● Goal: Without omitting anything, return the records precisely as given.

● Data for processing:
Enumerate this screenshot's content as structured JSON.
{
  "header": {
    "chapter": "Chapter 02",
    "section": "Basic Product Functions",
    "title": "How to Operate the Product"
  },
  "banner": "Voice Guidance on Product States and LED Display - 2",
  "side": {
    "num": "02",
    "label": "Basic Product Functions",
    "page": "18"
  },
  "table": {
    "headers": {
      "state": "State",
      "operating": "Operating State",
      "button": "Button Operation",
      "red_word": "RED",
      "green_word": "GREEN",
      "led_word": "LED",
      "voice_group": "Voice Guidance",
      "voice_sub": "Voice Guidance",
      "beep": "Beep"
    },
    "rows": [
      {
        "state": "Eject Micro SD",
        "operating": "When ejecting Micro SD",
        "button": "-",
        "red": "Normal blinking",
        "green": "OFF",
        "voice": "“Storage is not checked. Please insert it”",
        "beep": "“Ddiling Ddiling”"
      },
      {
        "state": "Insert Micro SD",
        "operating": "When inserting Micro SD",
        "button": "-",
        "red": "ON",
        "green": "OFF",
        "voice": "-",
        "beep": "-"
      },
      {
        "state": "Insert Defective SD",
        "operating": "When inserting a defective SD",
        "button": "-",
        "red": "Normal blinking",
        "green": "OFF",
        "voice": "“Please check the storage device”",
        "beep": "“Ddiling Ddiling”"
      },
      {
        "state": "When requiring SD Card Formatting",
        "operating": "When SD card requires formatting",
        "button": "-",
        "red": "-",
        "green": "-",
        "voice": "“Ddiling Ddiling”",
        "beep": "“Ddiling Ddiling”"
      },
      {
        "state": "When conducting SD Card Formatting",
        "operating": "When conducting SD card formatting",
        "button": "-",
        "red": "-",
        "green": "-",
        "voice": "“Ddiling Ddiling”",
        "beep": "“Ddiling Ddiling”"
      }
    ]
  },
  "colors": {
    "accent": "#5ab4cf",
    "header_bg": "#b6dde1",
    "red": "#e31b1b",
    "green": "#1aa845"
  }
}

● Finished task:
Enumerate this screenshot's content as structured JSON.
{
  "header": {
    "chapter": "Chapter 02",
    "section": "Basic Product Functions",
    "title": "How to Operate the Product"
  },
  "banner": "Voice Guidance on Product States and LED Display - 2",
  "side": {
    "num": "02",
    "label": "Basic Product Functions",
    "page": "18"
  },
  "table": {
    "headers": {
      "state": "State",
      "operating": "Operating State",
      "button": "Button Operation",
      "red_word": "RED",
      "green_word": "GREEN",
      "led_word": "LED",
      "voice_group": "Voice Guidance",
      "voice_sub": "Voice Guidance",
      "beep": "Beep"
    },
    "rows": [
      {
        "state": "Eject Micro SD",
        "operating": "When ejecting Micro SD",
        "button": "-",
        "red": "Normal blinking",
        "green": "OFF",
        "voice": "“Storage is not checked. Please insert it”",
        "beep": "“Ddiling Ddiling”"
      },
      {
        "state": "Insert Micro SD",
        "operating": "When inserting Micro SD",
        "button": "-",
        "red": "ON",
        "green": "OFF",
        "voice": "-",
        "beep": "-"
      },
      {
        "state": "Insert Defective SD",
        "operating": "When inserting a defective SD",
        "button": "-",
        "red": "Normal blinking",
        "green": "OFF",
        "voice": "“Please check the storage device”",
        "beep": "“Ddiling Ddiling”"
      },
      {
        "state": "When requiring SD Card Formatting",
        "operating": "When SD card requires formatting",
        "button": "-",
        "red": "-",
        "green": "-",
        "voice": "“Ddiling Ddiling”",
        "beep": "“Ddiling Ddiling”"
      },
      {
        "state": "When conducting SD Card Formatting",
        "operating": "When conducting SD card formatting",
        "button": "-",
        "red": "-",
        "green": "-",
        "voice": "“Ddiling Ddiling”",
        "beep": "“Ddiling Ddiling”"
      }
    ]
  },
  "colors": {
    "accent": "#5ab4cf",
    "header_bg": "#b6dde1",
    "red": "#e31b1b",
    "green": "#1aa845"
  }
}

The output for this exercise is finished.